• Exercise objective:
Retype the material below. Keep every word exactly as it is.

════════════════

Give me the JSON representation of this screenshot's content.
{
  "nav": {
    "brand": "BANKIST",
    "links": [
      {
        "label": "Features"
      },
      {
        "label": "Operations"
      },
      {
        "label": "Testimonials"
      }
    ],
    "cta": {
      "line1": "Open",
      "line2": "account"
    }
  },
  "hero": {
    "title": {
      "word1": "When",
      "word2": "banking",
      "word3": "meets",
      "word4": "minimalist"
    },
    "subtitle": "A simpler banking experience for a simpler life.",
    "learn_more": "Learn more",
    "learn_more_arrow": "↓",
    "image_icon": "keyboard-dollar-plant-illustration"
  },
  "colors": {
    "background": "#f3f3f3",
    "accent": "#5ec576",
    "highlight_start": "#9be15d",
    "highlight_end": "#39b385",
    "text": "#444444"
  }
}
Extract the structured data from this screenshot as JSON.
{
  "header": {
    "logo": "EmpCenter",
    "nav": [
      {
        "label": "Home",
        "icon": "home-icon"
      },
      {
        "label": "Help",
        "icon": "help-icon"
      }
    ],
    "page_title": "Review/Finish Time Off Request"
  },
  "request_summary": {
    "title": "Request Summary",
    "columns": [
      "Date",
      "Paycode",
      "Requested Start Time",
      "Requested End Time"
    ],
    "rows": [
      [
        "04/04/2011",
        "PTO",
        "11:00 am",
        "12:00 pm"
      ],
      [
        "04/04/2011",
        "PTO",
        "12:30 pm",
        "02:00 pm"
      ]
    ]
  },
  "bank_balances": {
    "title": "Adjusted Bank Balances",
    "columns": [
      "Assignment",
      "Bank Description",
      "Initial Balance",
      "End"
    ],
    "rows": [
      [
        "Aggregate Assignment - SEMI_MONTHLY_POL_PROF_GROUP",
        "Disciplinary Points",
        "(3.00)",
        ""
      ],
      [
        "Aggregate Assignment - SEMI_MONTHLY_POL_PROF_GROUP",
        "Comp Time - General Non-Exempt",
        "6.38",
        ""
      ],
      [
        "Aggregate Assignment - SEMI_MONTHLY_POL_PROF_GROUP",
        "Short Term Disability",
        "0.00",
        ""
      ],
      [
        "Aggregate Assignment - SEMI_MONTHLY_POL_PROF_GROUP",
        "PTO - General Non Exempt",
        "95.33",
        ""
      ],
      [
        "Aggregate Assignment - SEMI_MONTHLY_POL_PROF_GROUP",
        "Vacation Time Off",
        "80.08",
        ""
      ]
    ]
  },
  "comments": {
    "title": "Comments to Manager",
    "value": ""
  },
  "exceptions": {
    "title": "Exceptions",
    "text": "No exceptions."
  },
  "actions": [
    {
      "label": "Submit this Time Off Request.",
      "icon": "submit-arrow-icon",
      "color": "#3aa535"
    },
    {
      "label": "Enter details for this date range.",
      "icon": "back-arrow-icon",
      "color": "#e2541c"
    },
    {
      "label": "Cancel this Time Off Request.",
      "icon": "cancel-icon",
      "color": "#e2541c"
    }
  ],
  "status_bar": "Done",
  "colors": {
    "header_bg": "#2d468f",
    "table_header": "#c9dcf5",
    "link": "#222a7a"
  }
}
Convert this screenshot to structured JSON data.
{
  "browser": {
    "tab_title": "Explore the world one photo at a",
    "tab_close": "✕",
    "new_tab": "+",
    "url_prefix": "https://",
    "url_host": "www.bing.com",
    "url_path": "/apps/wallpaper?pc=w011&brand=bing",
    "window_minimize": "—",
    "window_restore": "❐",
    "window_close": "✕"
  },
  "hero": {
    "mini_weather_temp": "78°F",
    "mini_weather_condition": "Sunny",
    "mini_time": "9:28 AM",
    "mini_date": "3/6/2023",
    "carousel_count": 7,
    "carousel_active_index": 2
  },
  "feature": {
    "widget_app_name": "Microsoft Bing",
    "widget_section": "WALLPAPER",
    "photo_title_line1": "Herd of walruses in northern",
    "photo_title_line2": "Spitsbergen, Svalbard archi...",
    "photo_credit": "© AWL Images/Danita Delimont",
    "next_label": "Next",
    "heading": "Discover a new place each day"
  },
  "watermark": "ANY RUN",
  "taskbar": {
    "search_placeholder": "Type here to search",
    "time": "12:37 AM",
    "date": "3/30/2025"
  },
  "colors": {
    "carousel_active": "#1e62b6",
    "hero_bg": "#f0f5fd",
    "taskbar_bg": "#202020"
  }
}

════════════════

• Exercise solution:
Give me the JSON representation of this screenshot's content.
{
  "nav": {
    "brand": "BANKIST",
    "links": [
      {
        "label": "Features"
      },
      {
        "label": "Operations"
      },
      {
        "label": "Testimonials"
      }
    ],
    "cta": {
      "line1": "Open",
      "line2": "account"
    }
  },
  "hero": {
    "title": {
      "word1": "When",
      "word2": "banking",
      "word3": "meets",
      "word4": "minimalist"
    },
    "subtitle": "A simpler banking experience for a simpler life.",
    "learn_more": "Learn more",
    "learn_more_arrow": "↓",
    "image_icon": "keyboard-dollar-plant-illustration"
  },
  "colors": {
    "background": "#f3f3f3",
    "accent": "#5ec576",
    "highlight_start": "#9be15d",
    "highlight_end": "#39b385",
    "text": "#444444"
  }
}
Extract the structured data from this screenshot as JSON.
{
  "header": {
    "logo": "EmpCenter",
    "nav": [
      {
        "label": "Home",
        "icon": "home-icon"
      },
      {
        "label": "Help",
        "icon": "help-icon"
      }
    ],
    "page_title": "Review/Finish Time Off Request"
  },
  "request_summary": {
    "title": "Request Summary",
    "columns": [
      "Date",
      "Paycode",
      "Requested Start Time",
      "Requested End Time"
    ],
    "rows": [
      [
        "04/04/2011",
        "PTO",
        "11:00 am",
        "12:00 pm"
      ],
      [
        "04/04/2011",
        "PTO",
        "12:30 pm",
        "02:00 pm"
      ]
    ]
  },
  "bank_balances": {
    "title": "Adjusted Bank Balances",
    "columns": [
      "Assignment",
      "Bank Description",
      "Initial Balance",
      "End"
    ],
    "rows": [
      [
        "Aggregate Assignment - SEMI_MONTHLY_POL_PROF_GROUP",
        "Disciplinary Points",
        "(3.00)",
        ""
      ],
      [
        "Aggregate Assignment - SEMI_MONTHLY_POL_PROF_GROUP",
        "Comp Time - General Non-Exempt",
        "6.38",
        ""
      ],
      [
        "Aggregate Assignment - SEMI_MONTHLY_POL_PROF_GROUP",
        "Short Term Disability",
        "0.00",
        ""
      ],
      [
        "Aggregate Assignment - SEMI_MONTHLY_POL_PROF_GROUP",
        "PTO - General Non Exempt",
        "95.33",
        ""
      ],
      [
        "Aggregate Assignment - SEMI_MONTHLY_POL_PROF_GROUP",
        "Vacation Time Off",
        "80.08",
        ""
      ]
    ]
  },
  "comments": {
    "title": "Comments to Manager",
    "value": ""
  },
  "exceptions": {
    "title": "Exceptions",
    "text": "No exceptions."
  },
  "actions": [
    {
      "label": "Submit this Time Off Request.",
      "icon": "submit-arrow-icon",
      "color": "#3aa535"
    },
    {
      "label": "Enter details for this date range.",
      "icon": "back-arrow-icon",
      "color": "#e2541c"
    },
    {
      "label": "Cancel this Time Off Request.",
      "icon": "cancel-icon",
      "color": "#e2541c"
    }
  ],
  "status_bar": "Done",
  "colors": {
    "header_bg": "#2d468f",
    "table_header": "#c9dcf5",
    "link": "#222a7a"
  }
}
Convert this screenshot to structured JSON data.
{
  "browser": {
    "tab_title": "Explore the world one photo at a",
    "tab_close": "✕",
    "new_tab": "+",
    "url_prefix": "https://",
    "url_host": "www.bing.com",
    "url_path": "/apps/wallpaper?pc=w011&brand=bing",
    "window_minimize": "—",
    "window_restore": "❐",
    "window_close": "✕"
  },
  "hero": {
    "mini_weather_temp": "78°F",
    "mini_weather_condition": "Sunny",
    "mini_time": "9:28 AM",
    "mini_date": "3/6/2023",
    "carousel_count": 7,
    "carousel_active_index": 2
  },
  "feature": {
    "widget_app_name": "Microsoft Bing",
    "widget_section": "WALLPAPER",
    "photo_title_line1": "Herd of walruses in northern",
    "photo_title_line2": "Spitsbergen, Svalbard archi...",
    "photo_credit": "© AWL Images/Danita Delimont",
    "next_label": "Next",
    "heading": "Discover a new place each day"
  },
  "watermark": "ANY RUN",
  "taskbar": {
    "search_placeholder": "Type here to search",
    "time": "12:37 AM",
    "date": "3/30/2025"
  },
  "colors": {
    "carousel_active": "#1e62b6",
    "hero_bg": "#f0f5fd",
    "taskbar_bg": "#202020"
  }
}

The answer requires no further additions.